**WHAT TO WORK ON:**
Determine how many lines of this material contain "title". Give only the number.

(Chart and figure data)
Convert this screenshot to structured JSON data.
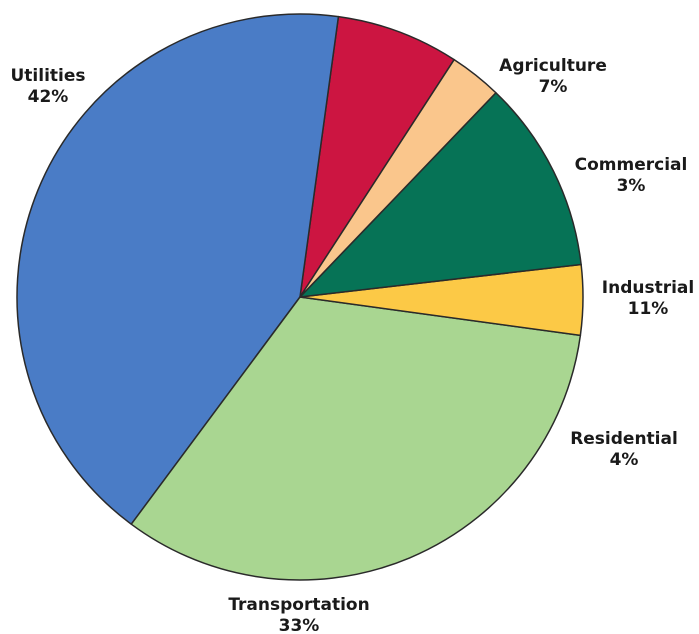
{
  "chart_data": {
    "type": "pie",
    "start_angle_deg": 57,
    "direction": "counterclockwise",
    "slices": [
      {
        "label": "Agriculture",
        "value_label": "7%",
        "value": 7,
        "color": "#cc1541"
      },
      {
        "label": "Utilities",
        "value_label": "42%",
        "value": 42,
        "color": "#4a7cc6"
      },
      {
        "label": "Transportation",
        "value_label": "33%",
        "value": 33,
        "color": "#a9d691"
      },
      {
        "label": "Residential",
        "value_label": "4%",
        "value": 4,
        "color": "#fcc946"
      },
      {
        "label": "Industrial",
        "value_label": "11%",
        "value": 11,
        "color": "#067356"
      },
      {
        "label": "Commercial",
        "value_label": "3%",
        "value": 3,
        "color": "#fac68c"
      }
    ],
    "border_color": "#2a2a2a"
  }
}
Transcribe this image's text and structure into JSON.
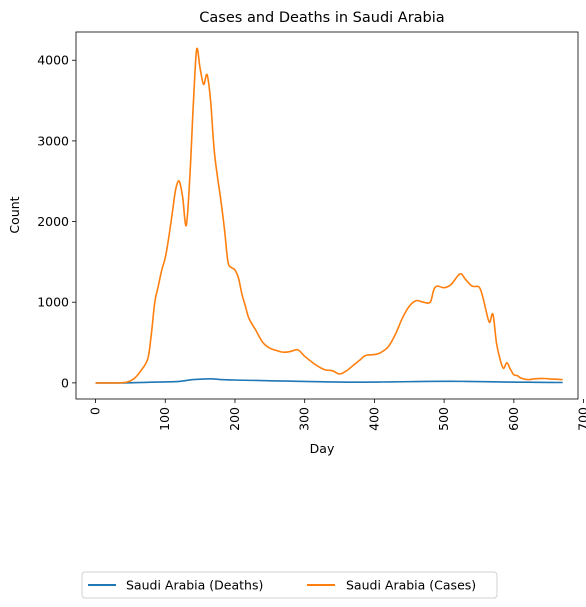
{
  "chart_data": {
    "type": "line",
    "title": "Cases and Deaths in Saudi Arabia",
    "xlabel": "Day",
    "ylabel": "Count",
    "xlim": [
      -28,
      692
    ],
    "ylim": [
      -200,
      4350
    ],
    "xticks": [
      0,
      100,
      200,
      300,
      400,
      500,
      600,
      700
    ],
    "yticks": [
      0,
      1000,
      2000,
      3000,
      4000
    ],
    "grid": false,
    "legend_placement": "bottom-center",
    "series": [
      {
        "name": "Saudi Arabia (Deaths)",
        "color": "#1f77b4",
        "x": [
          0,
          40,
          60,
          80,
          100,
          120,
          140,
          165,
          180,
          200,
          230,
          260,
          290,
          320,
          350,
          380,
          420,
          460,
          500,
          530,
          560,
          590,
          620,
          650,
          670
        ],
        "y": [
          0,
          0,
          3,
          8,
          12,
          18,
          40,
          50,
          40,
          35,
          30,
          25,
          20,
          15,
          10,
          8,
          12,
          16,
          20,
          18,
          14,
          10,
          8,
          6,
          5
        ]
      },
      {
        "name": "Saudi Arabia (Cases)",
        "color": "#ff7f0e",
        "x": [
          0,
          30,
          45,
          55,
          65,
          75,
          80,
          85,
          90,
          95,
          100,
          105,
          110,
          115,
          120,
          125,
          130,
          135,
          140,
          145,
          150,
          155,
          160,
          165,
          170,
          175,
          180,
          185,
          190,
          195,
          200,
          205,
          210,
          215,
          220,
          230,
          240,
          250,
          260,
          270,
          280,
          290,
          300,
          310,
          320,
          330,
          340,
          350,
          360,
          370,
          380,
          385,
          390,
          400,
          405,
          410,
          420,
          430,
          440,
          450,
          460,
          470,
          480,
          485,
          490,
          500,
          510,
          520,
          525,
          530,
          540,
          550,
          555,
          560,
          565,
          570,
          575,
          580,
          585,
          590,
          595,
          600,
          605,
          610,
          620,
          630,
          640,
          650,
          660,
          670
        ],
        "y": [
          0,
          0,
          10,
          50,
          150,
          300,
          600,
          1000,
          1200,
          1400,
          1550,
          1800,
          2100,
          2400,
          2500,
          2300,
          1950,
          2500,
          3400,
          4130,
          3900,
          3700,
          3820,
          3500,
          2900,
          2550,
          2250,
          1900,
          1500,
          1430,
          1400,
          1300,
          1100,
          950,
          800,
          650,
          500,
          430,
          400,
          380,
          390,
          410,
          330,
          260,
          200,
          160,
          150,
          110,
          150,
          220,
          290,
          330,
          345,
          350,
          360,
          380,
          450,
          600,
          800,
          950,
          1020,
          1000,
          1000,
          1150,
          1200,
          1180,
          1220,
          1330,
          1350,
          1290,
          1200,
          1190,
          1080,
          900,
          750,
          850,
          500,
          300,
          180,
          250,
          170,
          100,
          90,
          60,
          40,
          50,
          55,
          50,
          45,
          40
        ]
      }
    ]
  }
}
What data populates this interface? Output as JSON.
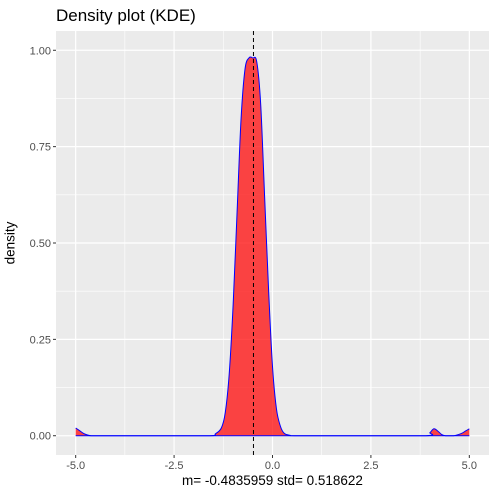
{
  "chart_data": {
    "type": "area",
    "title": "Density plot (KDE)",
    "xlabel": "m=  -0.4835959  std=  0.518622",
    "ylabel": "density",
    "xlim": [
      -5.5,
      5.5
    ],
    "ylim": [
      -0.05,
      1.05
    ],
    "x_ticks": [
      -5.0,
      -2.5,
      0.0,
      2.5,
      5.0
    ],
    "x_tick_labels": [
      "-5.0",
      "-2.5",
      "0.0",
      "2.5",
      "5.0"
    ],
    "y_ticks": [
      0.0,
      0.25,
      0.5,
      0.75,
      1.0
    ],
    "y_tick_labels": [
      "0.00",
      "0.25",
      "0.50",
      "0.75",
      "1.00"
    ],
    "grid": true,
    "mean_line_x": -0.4835959,
    "colors": {
      "fill": "#ff0000",
      "outline": "#0000ff",
      "panel": "#ebebeb",
      "grid": "#ffffff",
      "vline": "#000000"
    },
    "series": [
      {
        "x": [
          -5.0,
          -4.9,
          -4.8,
          -4.7,
          -4.6,
          -4.4,
          -3.0,
          -1.6,
          -1.45,
          -1.3,
          -1.2,
          -1.1,
          -1.0,
          -0.9,
          -0.8,
          -0.7,
          -0.6,
          -0.5,
          -0.4,
          -0.3,
          -0.2,
          -0.1,
          0.0,
          0.1,
          0.2,
          0.3,
          0.45,
          0.6,
          2.0,
          3.9,
          4.0,
          4.1,
          4.2,
          4.3,
          4.4,
          4.6,
          4.8,
          4.9,
          5.0
        ],
        "y": [
          0.02,
          0.013,
          0.006,
          0.002,
          0.0,
          0.0,
          0.0,
          0.0,
          0.005,
          0.02,
          0.06,
          0.16,
          0.34,
          0.58,
          0.82,
          0.95,
          0.98,
          0.98,
          0.97,
          0.86,
          0.62,
          0.38,
          0.18,
          0.07,
          0.025,
          0.006,
          0.001,
          0.0,
          0.0,
          0.0,
          0.008,
          0.018,
          0.012,
          0.003,
          0.0,
          0.0,
          0.006,
          0.012,
          0.018
        ]
      }
    ]
  }
}
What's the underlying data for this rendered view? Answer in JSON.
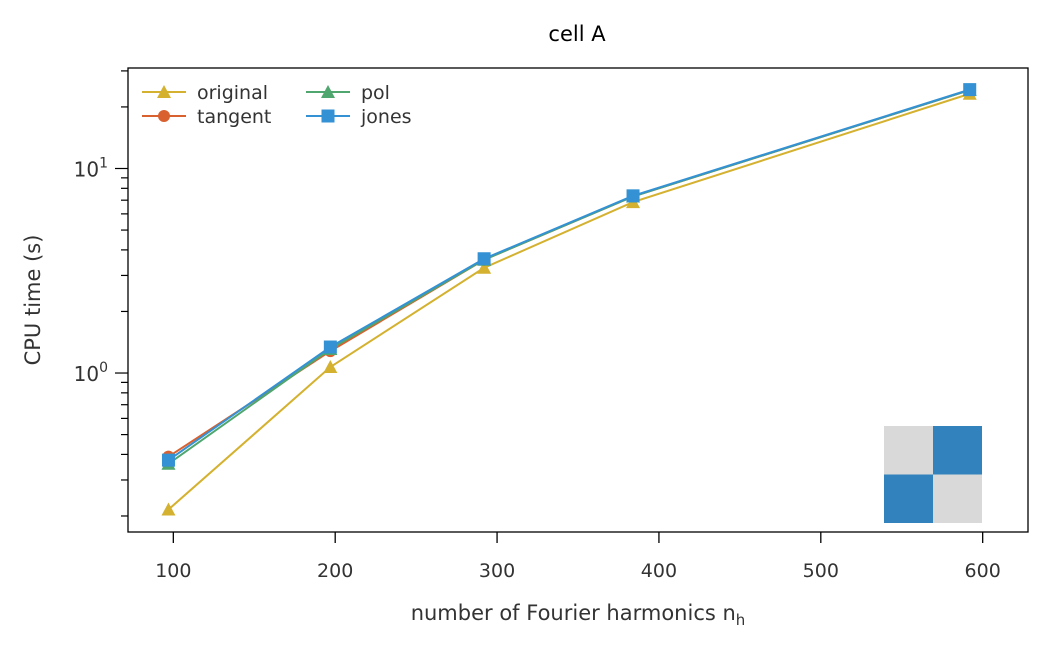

**ANSWER IN FULL:**
2